RAW RECORDS.
Start
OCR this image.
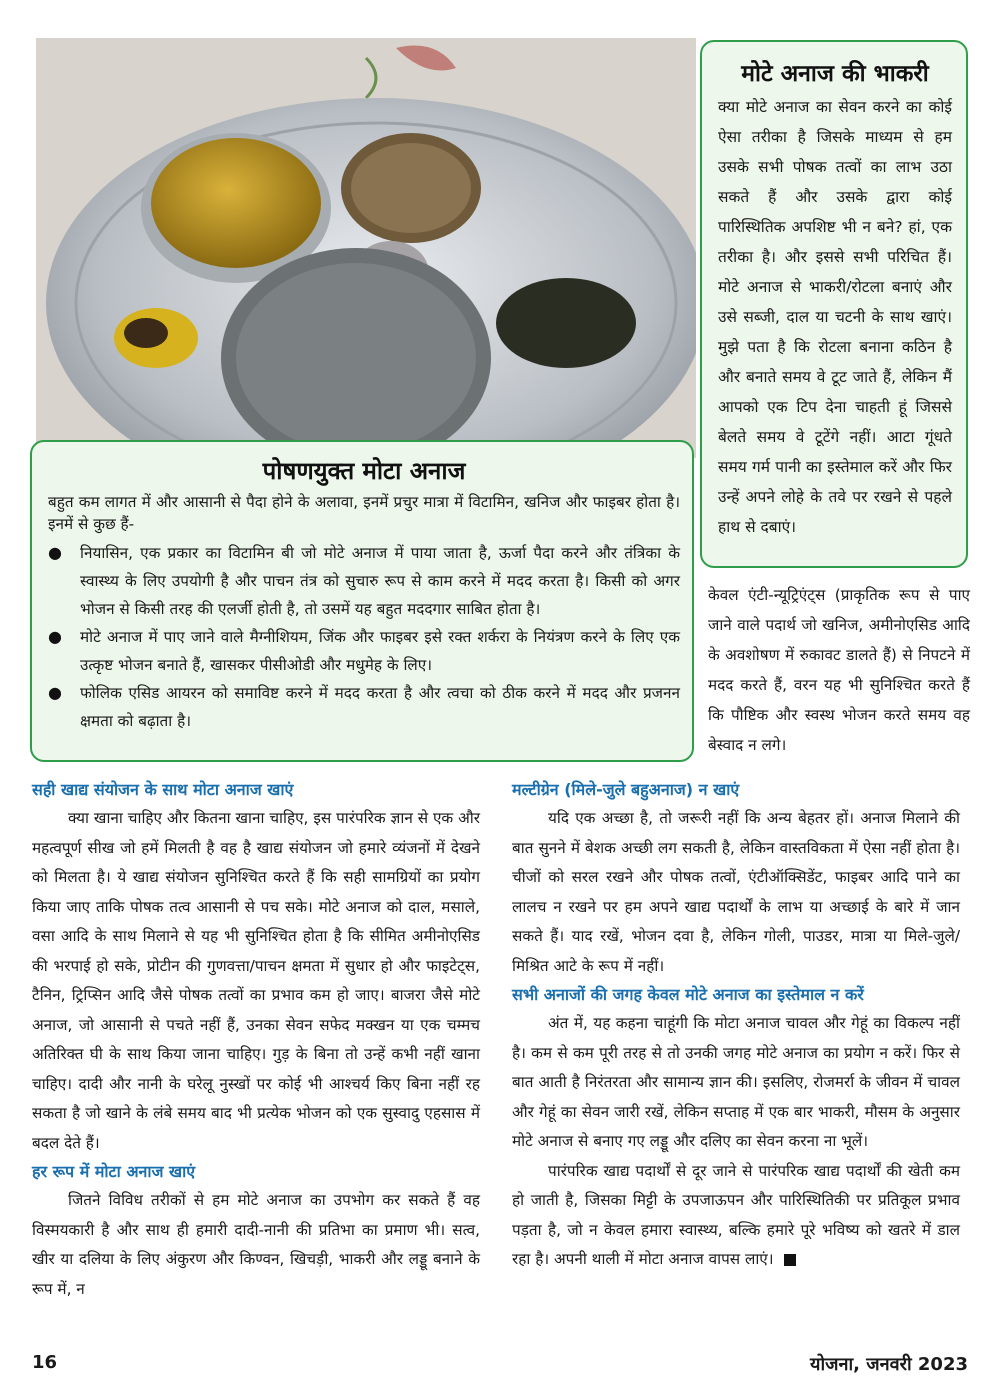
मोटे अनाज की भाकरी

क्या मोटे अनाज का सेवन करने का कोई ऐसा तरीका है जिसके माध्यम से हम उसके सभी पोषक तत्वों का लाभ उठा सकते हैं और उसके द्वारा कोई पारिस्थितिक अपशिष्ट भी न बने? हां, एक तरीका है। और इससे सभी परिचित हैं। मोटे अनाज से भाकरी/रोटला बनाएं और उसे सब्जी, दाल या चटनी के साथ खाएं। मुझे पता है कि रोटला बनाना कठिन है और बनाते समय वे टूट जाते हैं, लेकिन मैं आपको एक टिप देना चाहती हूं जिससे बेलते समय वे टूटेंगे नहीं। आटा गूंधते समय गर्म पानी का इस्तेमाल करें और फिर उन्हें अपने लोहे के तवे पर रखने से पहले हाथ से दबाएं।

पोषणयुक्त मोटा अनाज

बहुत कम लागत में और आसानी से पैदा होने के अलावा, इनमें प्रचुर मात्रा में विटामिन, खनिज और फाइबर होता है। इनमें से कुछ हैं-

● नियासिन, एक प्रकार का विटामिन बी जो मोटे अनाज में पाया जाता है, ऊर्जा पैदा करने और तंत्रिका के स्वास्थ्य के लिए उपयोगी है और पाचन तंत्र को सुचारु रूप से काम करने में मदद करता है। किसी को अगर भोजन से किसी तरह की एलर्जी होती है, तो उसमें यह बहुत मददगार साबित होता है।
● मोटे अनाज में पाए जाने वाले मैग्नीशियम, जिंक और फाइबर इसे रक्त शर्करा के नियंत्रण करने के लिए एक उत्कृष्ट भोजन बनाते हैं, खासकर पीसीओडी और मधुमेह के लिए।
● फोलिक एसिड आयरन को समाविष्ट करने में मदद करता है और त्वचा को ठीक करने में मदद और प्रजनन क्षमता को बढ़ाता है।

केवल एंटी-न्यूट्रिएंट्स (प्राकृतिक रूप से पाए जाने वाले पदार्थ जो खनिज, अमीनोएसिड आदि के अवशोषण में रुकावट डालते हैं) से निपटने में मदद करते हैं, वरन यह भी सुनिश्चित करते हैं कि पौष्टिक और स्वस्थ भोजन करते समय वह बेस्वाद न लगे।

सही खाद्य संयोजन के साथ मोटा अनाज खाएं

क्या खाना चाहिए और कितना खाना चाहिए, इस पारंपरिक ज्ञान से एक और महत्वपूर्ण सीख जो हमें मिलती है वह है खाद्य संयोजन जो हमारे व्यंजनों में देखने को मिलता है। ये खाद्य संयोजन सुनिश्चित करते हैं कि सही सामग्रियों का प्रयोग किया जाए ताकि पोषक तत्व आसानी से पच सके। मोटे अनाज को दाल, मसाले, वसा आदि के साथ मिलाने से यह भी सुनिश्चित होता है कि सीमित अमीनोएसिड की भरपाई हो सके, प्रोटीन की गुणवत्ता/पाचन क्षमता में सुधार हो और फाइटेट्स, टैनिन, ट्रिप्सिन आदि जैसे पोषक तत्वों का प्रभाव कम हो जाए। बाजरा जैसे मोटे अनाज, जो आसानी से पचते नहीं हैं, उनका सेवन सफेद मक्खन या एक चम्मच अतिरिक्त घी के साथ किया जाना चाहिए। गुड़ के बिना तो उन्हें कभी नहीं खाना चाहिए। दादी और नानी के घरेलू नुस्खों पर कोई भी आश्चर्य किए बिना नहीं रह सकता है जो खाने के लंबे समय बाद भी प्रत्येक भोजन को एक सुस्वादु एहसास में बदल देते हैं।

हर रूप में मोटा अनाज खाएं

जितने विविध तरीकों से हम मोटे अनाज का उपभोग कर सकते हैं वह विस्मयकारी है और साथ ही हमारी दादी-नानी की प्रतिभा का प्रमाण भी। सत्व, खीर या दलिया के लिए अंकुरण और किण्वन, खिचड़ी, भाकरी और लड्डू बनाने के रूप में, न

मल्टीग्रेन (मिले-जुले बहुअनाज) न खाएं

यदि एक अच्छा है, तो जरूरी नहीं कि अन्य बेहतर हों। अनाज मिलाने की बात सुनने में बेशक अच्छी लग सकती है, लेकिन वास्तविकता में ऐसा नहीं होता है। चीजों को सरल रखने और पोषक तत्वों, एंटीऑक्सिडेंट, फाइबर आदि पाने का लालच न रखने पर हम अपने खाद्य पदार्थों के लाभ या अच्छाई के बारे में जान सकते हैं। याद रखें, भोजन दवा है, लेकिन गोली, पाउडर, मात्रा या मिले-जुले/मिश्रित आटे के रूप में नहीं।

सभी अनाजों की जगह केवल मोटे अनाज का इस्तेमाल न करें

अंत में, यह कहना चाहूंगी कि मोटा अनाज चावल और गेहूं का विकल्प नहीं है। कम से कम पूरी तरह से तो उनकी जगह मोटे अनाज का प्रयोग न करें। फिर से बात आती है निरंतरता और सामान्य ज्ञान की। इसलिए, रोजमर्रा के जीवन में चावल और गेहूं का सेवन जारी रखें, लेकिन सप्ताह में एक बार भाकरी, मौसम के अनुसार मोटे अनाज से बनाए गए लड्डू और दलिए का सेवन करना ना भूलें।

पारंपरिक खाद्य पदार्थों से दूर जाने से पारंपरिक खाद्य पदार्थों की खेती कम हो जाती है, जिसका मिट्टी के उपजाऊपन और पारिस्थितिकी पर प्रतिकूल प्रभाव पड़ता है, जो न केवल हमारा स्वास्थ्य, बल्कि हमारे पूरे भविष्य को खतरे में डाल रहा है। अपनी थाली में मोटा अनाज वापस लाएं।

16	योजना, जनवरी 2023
End
DIRECTIONS FOR THIS TASK.
Repeat every record above exactly, but leave out any pictures.

SOLUTION FOR THIS PROBLEM.
OCR this image.
मोटे अनाज की भाकरी

क्या मोटे अनाज का सेवन करने का कोई ऐसा तरीका है जिसके माध्यम से हम उसके सभी पोषक तत्वों का लाभ उठा सकते हैं और उसके द्वारा कोई पारिस्थितिक अपशिष्ट भी न बने? हां, एक तरीका है। और इससे सभी परिचित हैं। मोटे अनाज से भाकरी/रोटला बनाएं और उसे सब्जी, दाल या चटनी के साथ खाएं। मुझे पता है कि रोटला बनाना कठिन है और बनाते समय वे टूट जाते हैं, लेकिन मैं आपको एक टिप देना चाहती हूं जिससे बेलते समय वे टूटेंगे नहीं। आटा गूंधते समय गर्म पानी का इस्तेमाल करें और फिर उन्हें अपने लोहे के तवे पर रखने से पहले हाथ से दबाएं।

पोषणयुक्त मोटा अनाज

बहुत कम लागत में और आसानी से पैदा होने के अलावा, इनमें प्रचुर मात्रा में विटामिन, खनिज और फाइबर होता है। इनमें से कुछ हैं-

● नियासिन, एक प्रकार का विटामिन बी जो मोटे अनाज में पाया जाता है, ऊर्जा पैदा करने और तंत्रिका के स्वास्थ्य के लिए उपयोगी है और पाचन तंत्र को सुचारु रूप से काम करने में मदद करता है। किसी को अगर भोजन से किसी तरह की एलर्जी होती है, तो उसमें यह बहुत मददगार साबित होता है।
● मोटे अनाज में पाए जाने वाले मैग्नीशियम, जिंक और फाइबर इसे रक्त शर्करा के नियंत्रण करने के लिए एक उत्कृष्ट भोजन बनाते हैं, खासकर पीसीओडी और मधुमेह के लिए।
● फोलिक एसिड आयरन को समाविष्ट करने में मदद करता है और त्वचा को ठीक करने में मदद और प्रजनन क्षमता को बढ़ाता है।

केवल एंटी-न्यूट्रिएंट्स (प्राकृतिक रूप से पाए जाने वाले पदार्थ जो खनिज, अमीनोएसिड आदि के अवशोषण में रुकावट डालते हैं) से निपटने में मदद करते हैं, वरन यह भी सुनिश्चित करते हैं कि पौष्टिक और स्वस्थ भोजन करते समय वह बेस्वाद न लगे।

सही खाद्य संयोजन के साथ मोटा अनाज खाएं

क्या खाना चाहिए और कितना खाना चाहिए, इस पारंपरिक ज्ञान से एक और महत्वपूर्ण सीख जो हमें मिलती है वह है खाद्य संयोजन जो हमारे व्यंजनों में देखने को मिलता है। ये खाद्य संयोजन सुनिश्चित करते हैं कि सही सामग्रियों का प्रयोग किया जाए ताकि पोषक तत्व आसानी से पच सके। मोटे अनाज को दाल, मसाले, वसा आदि के साथ मिलाने से यह भी सुनिश्चित होता है कि सीमित अमीनोएसिड की भरपाई हो सके, प्रोटीन की गुणवत्ता/पाचन क्षमता में सुधार हो और फाइटेट्स, टैनिन, ट्रिप्सिन आदि जैसे पोषक तत्वों का प्रभाव कम हो जाए। बाजरा जैसे मोटे अनाज, जो आसानी से पचते नहीं हैं, उनका सेवन सफेद मक्खन या एक चम्मच अतिरिक्त घी के साथ किया जाना चाहिए। गुड़ के बिना तो उन्हें कभी नहीं खाना चाहिए। दादी और नानी के घरेलू नुस्खों पर कोई भी आश्चर्य किए बिना नहीं रह सकता है जो खाने के लंबे समय बाद भी प्रत्येक भोजन को एक सुस्वादु एहसास में बदल देते हैं।

हर रूप में मोटा अनाज खाएं

जितने विविध तरीकों से हम मोटे अनाज का उपभोग कर सकते हैं वह विस्मयकारी है और साथ ही हमारी दादी-नानी की प्रतिभा का प्रमाण भी। सत्व, खीर या दलिया के लिए अंकुरण और किण्वन, खिचड़ी, भाकरी और लड्डू बनाने के रूप में, न

मल्टीग्रेन (मिले-जुले बहुअनाज) न खाएं

यदि एक अच्छा है, तो जरूरी नहीं कि अन्य बेहतर हों। अनाज मिलाने की बात सुनने में बेशक अच्छी लग सकती है, लेकिन वास्तविकता में ऐसा नहीं होता है। चीजों को सरल रखने और पोषक तत्वों, एंटीऑक्सिडेंट, फाइबर आदि पाने का लालच न रखने पर हम अपने खाद्य पदार्थों के लाभ या अच्छाई के बारे में जान सकते हैं। याद रखें, भोजन दवा है, लेकिन गोली, पाउडर, मात्रा या मिले-जुले/मिश्रित आटे के रूप में नहीं।

सभी अनाजों की जगह केवल मोटे अनाज का इस्तेमाल न करें

अंत में, यह कहना चाहूंगी कि मोटा अनाज चावल और गेहूं का विकल्प नहीं है। कम से कम पूरी तरह से तो उनकी जगह मोटे अनाज का प्रयोग न करें। फिर से बात आती है निरंतरता और सामान्य ज्ञान की। इसलिए, रोजमर्रा के जीवन में चावल और गेहूं का सेवन जारी रखें, लेकिन सप्ताह में एक बार भाकरी, मौसम के अनुसार मोटे अनाज से बनाए गए लड्डू और दलिए का सेवन करना ना भूलें।

पारंपरिक खाद्य पदार्थों से दूर जाने से पारंपरिक खाद्य पदार्थों की खेती कम हो जाती है, जिसका मिट्टी के उपजाऊपन और पारिस्थितिकी पर प्रतिकूल प्रभाव पड़ता है, जो न केवल हमारा स्वास्थ्य, बल्कि हमारे पूरे भविष्य को खतरे में डाल रहा है। अपनी थाली में मोटा अनाज वापस लाएं।

16	योजना, जनवरी 2023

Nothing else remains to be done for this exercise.